* [Written exercise]: Find and copy lines holding "PROGRAMS".

- - - - - - -

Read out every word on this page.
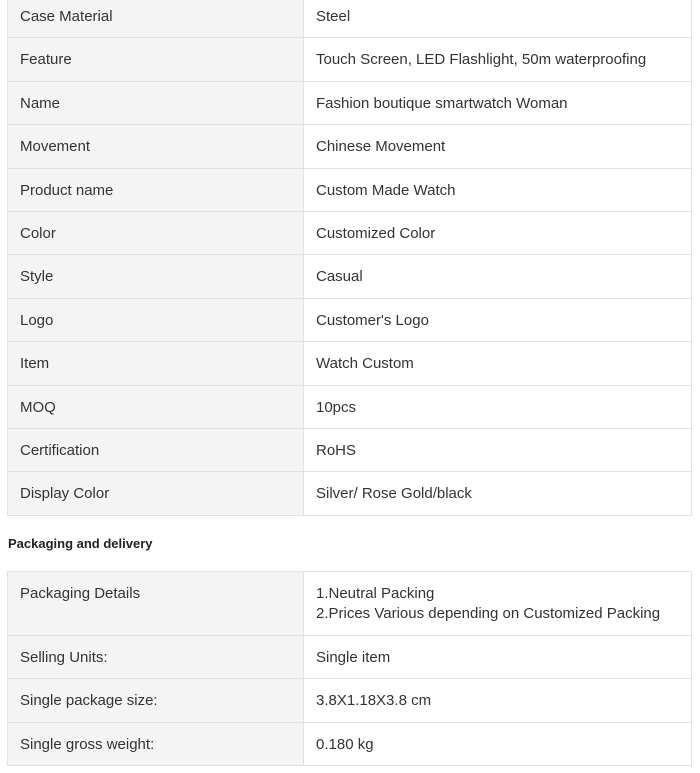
Case Material	Steel
Feature	Touch Screen, LED Flashlight, 50m waterproofing
Name	Fashion boutique smartwatch Woman
Movement	Chinese Movement
Product name	Custom Made Watch
Color	Customized Color
Style	Casual
Logo	Customer's Logo
Item	Watch Custom
MOQ	10pcs
Certification	RoHS
Display Color	Silver/ Rose Gold/black
Packaging and delivery
Packaging Details	1.Neutral Packing
2.Prices Various depending on Customized Packing

Selling Units:	Single item
Single package size:	3.8X1.18X3.8 cm
Single gross weight:	0.180 kg
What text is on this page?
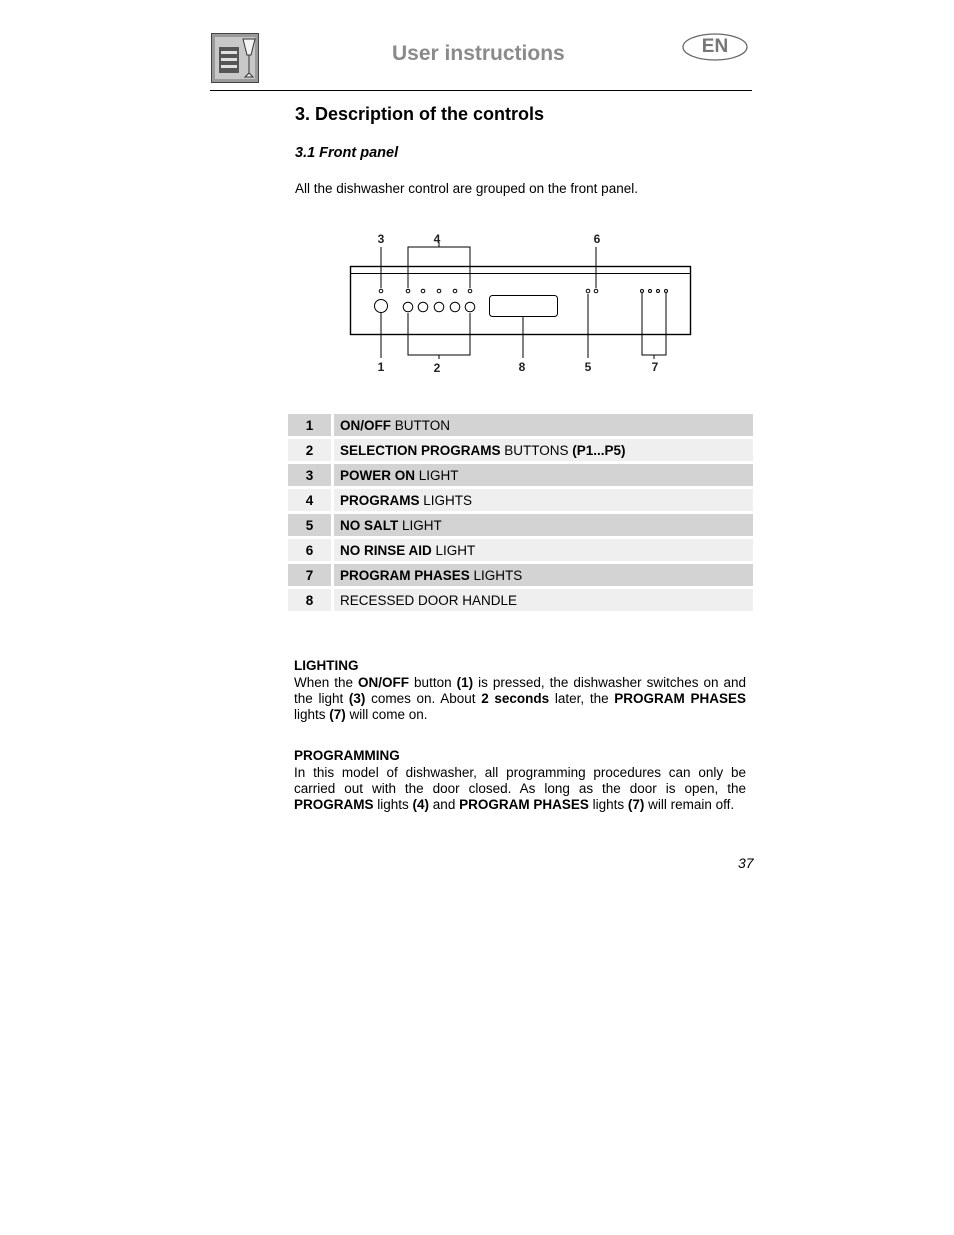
User instructions	EN
3. Description of the controls
3.1 Front panel
All the dishwasher control are grouped on the front panel.
3	4	6
1	2	8	5	7
1		ON/OFF BUTTON
2		SELECTION PROGRAMS BUTTONS (P1...P5)
3		POWER ON LIGHT
4		PROGRAMS LIGHTS
5		NO SALT LIGHT
6		NO RINSE AID LIGHT
7		PROGRAM PHASES LIGHTS
8		RECESSED DOOR HANDLE
LIGHTING
When the ON/OFF button (1) is pressed, the dishwasher switches on and the light (3) comes on. About 2 seconds later, the PROGRAM PHASES lights (7) will come on.
PROGRAMMING
In this model of dishwasher, all programming procedures can only be carried out with the door closed. As long as the door is open, the PROGRAMS lights (4) and PROGRAM PHASES lights (7) will remain off.
37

- - - - - - -

* [Task answer]:
2		SELECTION PROGRAMS BUTTONS (P1...P5)
4		PROGRAMS LIGHTS
In this model of dishwasher, all programming procedures can only be carried out with the door closed. As long as the door is open, the PROGRAMS lights (4) and PROGRAM PHASES lights (7) will remain off.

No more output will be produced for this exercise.